EXERCISE MATERIAL>
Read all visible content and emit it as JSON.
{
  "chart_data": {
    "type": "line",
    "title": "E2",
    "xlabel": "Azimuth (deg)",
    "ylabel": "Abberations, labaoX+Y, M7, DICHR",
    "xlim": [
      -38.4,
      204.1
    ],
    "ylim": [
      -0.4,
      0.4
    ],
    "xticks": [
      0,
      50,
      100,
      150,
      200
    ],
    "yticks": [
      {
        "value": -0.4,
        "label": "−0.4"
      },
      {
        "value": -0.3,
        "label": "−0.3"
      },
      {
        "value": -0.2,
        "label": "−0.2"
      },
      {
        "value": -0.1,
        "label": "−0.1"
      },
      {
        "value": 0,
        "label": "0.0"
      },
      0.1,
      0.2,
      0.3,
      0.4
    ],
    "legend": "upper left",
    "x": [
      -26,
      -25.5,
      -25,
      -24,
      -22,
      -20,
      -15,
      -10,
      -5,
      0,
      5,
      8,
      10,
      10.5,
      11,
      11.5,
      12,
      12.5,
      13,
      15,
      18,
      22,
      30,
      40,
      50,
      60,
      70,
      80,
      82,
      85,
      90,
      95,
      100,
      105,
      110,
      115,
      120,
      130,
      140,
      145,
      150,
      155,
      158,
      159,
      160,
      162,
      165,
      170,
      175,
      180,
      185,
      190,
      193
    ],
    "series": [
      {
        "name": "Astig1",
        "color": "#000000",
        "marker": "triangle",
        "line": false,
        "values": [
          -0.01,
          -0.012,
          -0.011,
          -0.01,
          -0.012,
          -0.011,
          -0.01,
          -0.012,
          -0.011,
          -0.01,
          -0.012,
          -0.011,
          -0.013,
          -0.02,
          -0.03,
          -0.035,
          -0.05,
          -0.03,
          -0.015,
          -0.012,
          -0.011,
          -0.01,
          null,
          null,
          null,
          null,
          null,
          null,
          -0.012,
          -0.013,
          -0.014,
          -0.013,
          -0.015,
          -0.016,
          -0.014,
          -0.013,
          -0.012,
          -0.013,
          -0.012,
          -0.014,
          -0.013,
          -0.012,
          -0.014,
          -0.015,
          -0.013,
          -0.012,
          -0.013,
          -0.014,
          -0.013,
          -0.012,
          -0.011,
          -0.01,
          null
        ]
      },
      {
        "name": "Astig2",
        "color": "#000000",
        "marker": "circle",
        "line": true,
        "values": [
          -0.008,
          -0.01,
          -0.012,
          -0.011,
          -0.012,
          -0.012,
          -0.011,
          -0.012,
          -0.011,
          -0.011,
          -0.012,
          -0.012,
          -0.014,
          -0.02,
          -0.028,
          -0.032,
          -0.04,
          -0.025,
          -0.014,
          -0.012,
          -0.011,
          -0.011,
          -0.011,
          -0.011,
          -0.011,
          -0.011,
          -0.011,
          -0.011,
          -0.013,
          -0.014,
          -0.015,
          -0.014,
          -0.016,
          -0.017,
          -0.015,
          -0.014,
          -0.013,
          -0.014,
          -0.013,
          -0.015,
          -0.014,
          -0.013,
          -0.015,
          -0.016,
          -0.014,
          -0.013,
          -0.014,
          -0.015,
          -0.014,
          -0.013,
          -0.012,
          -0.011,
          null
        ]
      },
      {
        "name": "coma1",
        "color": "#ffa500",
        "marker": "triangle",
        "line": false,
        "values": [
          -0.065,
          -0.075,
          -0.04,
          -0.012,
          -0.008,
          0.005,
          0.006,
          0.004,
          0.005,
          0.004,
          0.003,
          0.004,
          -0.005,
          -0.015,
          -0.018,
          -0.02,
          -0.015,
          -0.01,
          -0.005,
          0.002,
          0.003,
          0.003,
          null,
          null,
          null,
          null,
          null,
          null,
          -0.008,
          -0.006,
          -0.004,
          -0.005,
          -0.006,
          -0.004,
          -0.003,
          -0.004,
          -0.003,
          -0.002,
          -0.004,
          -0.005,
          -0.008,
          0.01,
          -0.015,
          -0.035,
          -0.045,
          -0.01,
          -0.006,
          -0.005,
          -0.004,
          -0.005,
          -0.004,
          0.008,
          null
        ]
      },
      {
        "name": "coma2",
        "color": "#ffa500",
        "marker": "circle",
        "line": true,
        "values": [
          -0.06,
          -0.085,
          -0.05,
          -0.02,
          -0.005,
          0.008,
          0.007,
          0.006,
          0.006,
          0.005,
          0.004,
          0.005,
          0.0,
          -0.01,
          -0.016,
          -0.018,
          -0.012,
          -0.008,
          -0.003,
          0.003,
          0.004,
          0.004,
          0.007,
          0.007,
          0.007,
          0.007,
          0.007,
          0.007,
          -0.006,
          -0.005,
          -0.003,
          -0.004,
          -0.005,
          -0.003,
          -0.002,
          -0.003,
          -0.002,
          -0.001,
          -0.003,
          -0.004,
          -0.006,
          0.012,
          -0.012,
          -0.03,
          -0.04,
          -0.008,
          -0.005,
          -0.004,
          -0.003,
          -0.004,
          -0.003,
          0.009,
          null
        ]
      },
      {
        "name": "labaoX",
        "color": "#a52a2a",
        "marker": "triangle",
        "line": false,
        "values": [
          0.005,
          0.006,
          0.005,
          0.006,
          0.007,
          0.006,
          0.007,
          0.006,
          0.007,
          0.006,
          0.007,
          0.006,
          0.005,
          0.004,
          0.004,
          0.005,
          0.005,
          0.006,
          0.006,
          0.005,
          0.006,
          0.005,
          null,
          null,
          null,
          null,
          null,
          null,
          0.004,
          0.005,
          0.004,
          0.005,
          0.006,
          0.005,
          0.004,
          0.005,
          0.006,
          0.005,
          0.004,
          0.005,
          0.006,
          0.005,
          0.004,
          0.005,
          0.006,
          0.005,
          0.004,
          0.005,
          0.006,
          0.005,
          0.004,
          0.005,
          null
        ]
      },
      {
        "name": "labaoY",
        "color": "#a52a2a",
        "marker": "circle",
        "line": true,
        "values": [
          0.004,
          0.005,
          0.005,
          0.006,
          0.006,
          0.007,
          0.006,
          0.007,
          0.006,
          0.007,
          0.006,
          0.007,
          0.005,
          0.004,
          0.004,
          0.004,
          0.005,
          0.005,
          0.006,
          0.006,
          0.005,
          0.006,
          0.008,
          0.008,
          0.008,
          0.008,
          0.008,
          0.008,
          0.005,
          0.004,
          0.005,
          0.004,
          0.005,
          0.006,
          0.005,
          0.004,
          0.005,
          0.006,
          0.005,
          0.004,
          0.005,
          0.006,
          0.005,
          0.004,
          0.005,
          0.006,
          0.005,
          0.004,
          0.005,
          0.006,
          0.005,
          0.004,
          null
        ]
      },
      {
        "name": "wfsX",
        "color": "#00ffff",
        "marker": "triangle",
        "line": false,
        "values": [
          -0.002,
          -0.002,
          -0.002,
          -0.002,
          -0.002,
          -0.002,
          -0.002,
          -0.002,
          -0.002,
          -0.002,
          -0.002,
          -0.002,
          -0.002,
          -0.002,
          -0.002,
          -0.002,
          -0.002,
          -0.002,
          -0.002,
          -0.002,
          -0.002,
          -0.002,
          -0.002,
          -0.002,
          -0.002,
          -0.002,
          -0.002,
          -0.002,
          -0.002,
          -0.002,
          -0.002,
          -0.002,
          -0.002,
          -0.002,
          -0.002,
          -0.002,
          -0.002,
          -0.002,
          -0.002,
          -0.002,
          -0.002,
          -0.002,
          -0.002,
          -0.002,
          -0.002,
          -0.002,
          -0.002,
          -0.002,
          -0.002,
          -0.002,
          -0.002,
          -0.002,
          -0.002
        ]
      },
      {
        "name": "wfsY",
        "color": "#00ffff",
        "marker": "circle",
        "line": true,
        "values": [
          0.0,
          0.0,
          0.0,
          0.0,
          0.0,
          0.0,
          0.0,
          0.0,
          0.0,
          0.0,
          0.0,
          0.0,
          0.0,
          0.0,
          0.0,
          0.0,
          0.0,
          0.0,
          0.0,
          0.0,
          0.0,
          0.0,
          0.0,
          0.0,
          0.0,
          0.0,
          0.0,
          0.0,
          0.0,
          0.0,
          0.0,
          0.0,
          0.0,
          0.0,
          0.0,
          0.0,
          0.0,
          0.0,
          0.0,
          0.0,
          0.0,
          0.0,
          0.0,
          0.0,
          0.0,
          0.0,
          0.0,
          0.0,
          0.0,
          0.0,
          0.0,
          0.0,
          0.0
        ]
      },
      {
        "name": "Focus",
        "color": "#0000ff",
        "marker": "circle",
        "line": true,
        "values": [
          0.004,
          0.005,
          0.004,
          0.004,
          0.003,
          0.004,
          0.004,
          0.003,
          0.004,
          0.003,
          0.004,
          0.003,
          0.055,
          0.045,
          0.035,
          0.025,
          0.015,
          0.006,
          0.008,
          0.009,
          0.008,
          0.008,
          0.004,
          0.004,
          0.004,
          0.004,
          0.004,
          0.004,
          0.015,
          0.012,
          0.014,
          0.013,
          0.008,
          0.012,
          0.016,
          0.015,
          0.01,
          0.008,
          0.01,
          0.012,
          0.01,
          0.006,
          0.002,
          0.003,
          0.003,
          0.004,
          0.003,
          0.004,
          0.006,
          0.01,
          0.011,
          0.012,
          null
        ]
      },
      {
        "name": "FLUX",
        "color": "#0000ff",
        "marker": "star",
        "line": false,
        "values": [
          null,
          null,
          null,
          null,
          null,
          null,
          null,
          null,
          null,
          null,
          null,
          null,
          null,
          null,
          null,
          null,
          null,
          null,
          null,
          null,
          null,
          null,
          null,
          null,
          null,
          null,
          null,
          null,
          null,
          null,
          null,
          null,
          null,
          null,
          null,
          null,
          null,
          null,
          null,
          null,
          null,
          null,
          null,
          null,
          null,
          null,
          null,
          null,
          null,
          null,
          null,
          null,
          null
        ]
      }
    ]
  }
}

YOUR TASK> Find each line holding the string "labaoX" and copy it out.

EXERCISE ANSWER>
    "ylabel": "Abberations, labaoX+Y, M7, DICHR",
        "name": "labaoX",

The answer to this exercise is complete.